* **SET TASK**: Format every line of the listing below as a JSON list of strings, with one string for each line and blank lines left out.
________________
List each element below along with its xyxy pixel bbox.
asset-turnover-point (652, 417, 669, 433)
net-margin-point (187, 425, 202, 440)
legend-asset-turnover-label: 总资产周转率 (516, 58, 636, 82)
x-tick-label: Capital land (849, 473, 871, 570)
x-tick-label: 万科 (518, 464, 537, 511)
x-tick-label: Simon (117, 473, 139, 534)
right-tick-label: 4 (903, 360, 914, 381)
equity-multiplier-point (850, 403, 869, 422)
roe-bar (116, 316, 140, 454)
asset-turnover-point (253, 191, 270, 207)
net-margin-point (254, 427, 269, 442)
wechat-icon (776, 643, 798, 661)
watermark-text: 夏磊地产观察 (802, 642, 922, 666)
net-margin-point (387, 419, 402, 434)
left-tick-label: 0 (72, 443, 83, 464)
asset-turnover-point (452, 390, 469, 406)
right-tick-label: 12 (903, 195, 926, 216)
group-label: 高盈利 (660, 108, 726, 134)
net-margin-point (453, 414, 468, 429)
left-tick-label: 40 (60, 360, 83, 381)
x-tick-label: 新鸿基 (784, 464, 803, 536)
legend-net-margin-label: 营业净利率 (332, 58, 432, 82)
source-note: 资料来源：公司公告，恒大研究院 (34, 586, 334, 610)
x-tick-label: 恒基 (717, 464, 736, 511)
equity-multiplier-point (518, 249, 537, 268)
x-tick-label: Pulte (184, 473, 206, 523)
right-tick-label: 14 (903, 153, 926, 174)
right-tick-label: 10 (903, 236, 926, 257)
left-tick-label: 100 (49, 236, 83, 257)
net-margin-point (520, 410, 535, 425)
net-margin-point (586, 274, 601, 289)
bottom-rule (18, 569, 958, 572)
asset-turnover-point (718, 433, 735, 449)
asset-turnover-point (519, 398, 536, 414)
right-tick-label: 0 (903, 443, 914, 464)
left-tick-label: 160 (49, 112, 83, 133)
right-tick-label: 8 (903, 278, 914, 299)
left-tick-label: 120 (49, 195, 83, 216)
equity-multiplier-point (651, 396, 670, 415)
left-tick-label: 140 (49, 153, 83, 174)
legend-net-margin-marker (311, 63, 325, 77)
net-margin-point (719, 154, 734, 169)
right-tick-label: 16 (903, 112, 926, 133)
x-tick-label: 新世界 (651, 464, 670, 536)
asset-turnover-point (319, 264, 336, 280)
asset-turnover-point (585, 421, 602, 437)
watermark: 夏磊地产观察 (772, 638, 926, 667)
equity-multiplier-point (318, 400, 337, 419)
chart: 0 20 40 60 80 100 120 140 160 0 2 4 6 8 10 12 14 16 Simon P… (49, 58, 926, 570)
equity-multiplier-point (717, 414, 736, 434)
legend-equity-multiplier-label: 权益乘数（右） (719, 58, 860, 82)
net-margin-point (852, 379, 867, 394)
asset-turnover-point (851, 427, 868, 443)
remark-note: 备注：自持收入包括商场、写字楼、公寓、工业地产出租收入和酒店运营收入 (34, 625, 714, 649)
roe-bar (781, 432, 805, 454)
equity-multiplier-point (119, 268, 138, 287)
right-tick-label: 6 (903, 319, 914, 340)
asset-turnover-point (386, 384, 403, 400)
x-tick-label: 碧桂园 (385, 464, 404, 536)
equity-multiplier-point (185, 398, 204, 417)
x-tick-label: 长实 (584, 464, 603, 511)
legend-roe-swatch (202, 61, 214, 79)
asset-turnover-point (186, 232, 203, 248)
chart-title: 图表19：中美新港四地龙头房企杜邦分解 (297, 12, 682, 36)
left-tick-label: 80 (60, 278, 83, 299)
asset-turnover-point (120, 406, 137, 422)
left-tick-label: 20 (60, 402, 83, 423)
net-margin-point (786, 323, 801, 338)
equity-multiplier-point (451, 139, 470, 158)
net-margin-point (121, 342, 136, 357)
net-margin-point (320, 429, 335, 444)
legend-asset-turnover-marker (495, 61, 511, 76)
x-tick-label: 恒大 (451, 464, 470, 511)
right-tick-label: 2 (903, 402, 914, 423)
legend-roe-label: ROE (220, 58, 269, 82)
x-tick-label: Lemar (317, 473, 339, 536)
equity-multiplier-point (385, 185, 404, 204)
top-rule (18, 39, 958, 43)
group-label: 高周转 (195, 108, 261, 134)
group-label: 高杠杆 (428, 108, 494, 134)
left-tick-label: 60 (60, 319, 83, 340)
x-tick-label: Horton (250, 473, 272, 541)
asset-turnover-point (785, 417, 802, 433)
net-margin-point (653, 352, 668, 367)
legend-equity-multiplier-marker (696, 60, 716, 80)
________________
* **EXPECTED OUTPUT**:
[
  "List each element below along with its xyxy pixel bbox.",
  "asset-turnover-point (652, 417, 669, 433)",
  "net-margin-point (187, 425, 202, 440)",
  "legend-asset-turnover-label: 总资产周转率 (516, 58, 636, 82)",
  "x-tick-label: Capital land (849, 473, 871, 570)",
  "x-tick-label: 万科 (518, 464, 537, 511)",
  "x-tick-label: Simon (117, 473, 139, 534)",
  "right-tick-label: 4 (903, 360, 914, 381)",
  "equity-multiplier-point (850, 403, 869, 422)",
  "roe-bar (116, 316, 140, 454)",
  "asset-turnover-point (253, 191, 270, 207)",
  "net-margin-point (254, 427, 269, 442)",
  "wechat-icon (776, 643, 798, 661)",
  "watermark-text: 夏磊地产观察 (802, 642, 922, 666)",
  "net-margin-point (387, 419, 402, 434)",
  "left-tick-label: 0 (72, 443, 83, 464)",
  "asset-turnover-point (452, 390, 469, 406)",
  "right-tick-label: 12 (903, 195, 926, 216)",
  "group-label: 高盈利 (660, 108, 726, 134)",
  "net-margin-point (453, 414, 468, 429)",
  "left-tick-label: 40 (60, 360, 83, 381)",
  "x-tick-label: 新鸿基 (784, 464, 803, 536)",
  "legend-net-margin-label: 营业净利率 (332, 58, 432, 82)",
  "source-note: 资料来源：公司公告，恒大研究院 (34, 586, 334, 610)",
  "x-tick-label: 恒基 (717, 464, 736, 511)",
  "equity-multiplier-point (518, 249, 537, 268)",
  "x-tick-label: Pulte (184, 473, 206, 523)",
  "right-tick-label: 14 (903, 153, 926, 174)",
  "right-tick-label: 10 (903, 236, 926, 257)",
  "left-tick-label: 100 (49, 236, 83, 257)",
  "net-margin-point (520, 410, 535, 425)",
  "net-margin-point (586, 274, 601, 289)",
  "bottom-rule (18, 569, 958, 572)",
  "asset-turnover-point (718, 433, 735, 449)",
  "asset-turnover-point (519, 398, 536, 414)",
  "right-tick-label: 0 (903, 443, 914, 464)",
  "left-tick-label: 160 (49, 112, 83, 133)",
  "right-tick-label: 8 (903, 278, 914, 299)",
  "left-tick-label: 120 (49, 195, 83, 216)",
  "equity-multiplier-point (651, 396, 670, 415)",
  "left-tick-label: 140 (49, 153, 83, 174)",
  "legend-net-margin-marker (311, 63, 325, 77)",
  "net-margin-point (719, 154, 734, 169)",
  "right-tick-label: 16 (903, 112, 926, 133)",
  "x-tick-label: 新世界 (651, 464, 670, 536)",
  "asset-turnover-point (319, 264, 336, 280)",
  "asset-turnover-point (585, 421, 602, 437)",
  "watermark: 夏磊地产观察 (772, 638, 926, 667)",
  "equity-multiplier-point (318, 400, 337, 419)",
  "chart: 0 20 40 60 80 100 120 140 160 0 2 4 6 8 10 12 14 16 Simon P… (49, 58, 926, 570)",
  "equity-multiplier-point (717, 414, 736, 434)",
  "legend-equity-multiplier-label: 权益乘数（右） (719, 58, 860, 82)",
  "net-margin-point (852, 379, 867, 394)",
  "asset-turnover-point (851, 427, 868, 443)",
  "remark-note: 备注：自持收入包括商场、写字楼、公寓、工业地产出租收入和酒店运营收入 (34, 625, 714, 649)",
  "roe-bar (781, 432, 805, 454)",
  "equity-multiplier-point (119, 268, 138, 287)",
  "right-tick-label: 6 (903, 319, 914, 340)",
  "asset-turnover-point (386, 384, 403, 400)",
  "x-tick-label: 碧桂园 (385, 464, 404, 536)",
  "equity-multiplier-point (185, 398, 204, 417)",
  "x-tick-label: 长实 (584, 464, 603, 511)",
  "legend-roe-swatch (202, 61, 214, 79)",
  "asset-turnover-point (186, 232, 203, 248)",
  "chart-title: 图表19：中美新港四地龙头房企杜邦分解 (297, 12, 682, 36)",
  "left-tick-label: 80 (60, 278, 83, 299)",
  "asset-turnover-point (120, 406, 137, 422)",
  "left-tick-label: 20 (60, 402, 83, 423)",
  "net-margin-point (786, 323, 801, 338)",
  "equity-multiplier-point (451, 139, 470, 158)",
  "net-margin-point (121, 342, 136, 357)",
  "net-margin-point (320, 429, 335, 444)",
  "legend-asset-turnover-marker (495, 61, 511, 76)",
  "x-tick-label: 恒大 (451, 464, 470, 511)",
  "right-tick-label: 2 (903, 402, 914, 423)",
  "legend-roe-label: ROE (220, 58, 269, 82)",
  "x-tick-label: Lemar (317, 473, 339, 536)",
  "equity-multiplier-point (385, 185, 404, 204)",
  "top-rule (18, 39, 958, 43)",
  "group-label: 高周转 (195, 108, 261, 134)",
  "group-label: 高杠杆 (428, 108, 494, 134)",
  "left-tick-label: 60 (60, 319, 83, 340)",
  "x-tick-label: Horton (250, 473, 272, 541)",
  "asset-turnover-point (785, 417, 802, 433)",
  "net-margin-point (653, 352, 668, 367)",
  "legend-equity-multiplier-marker (696, 60, 716, 80)"
]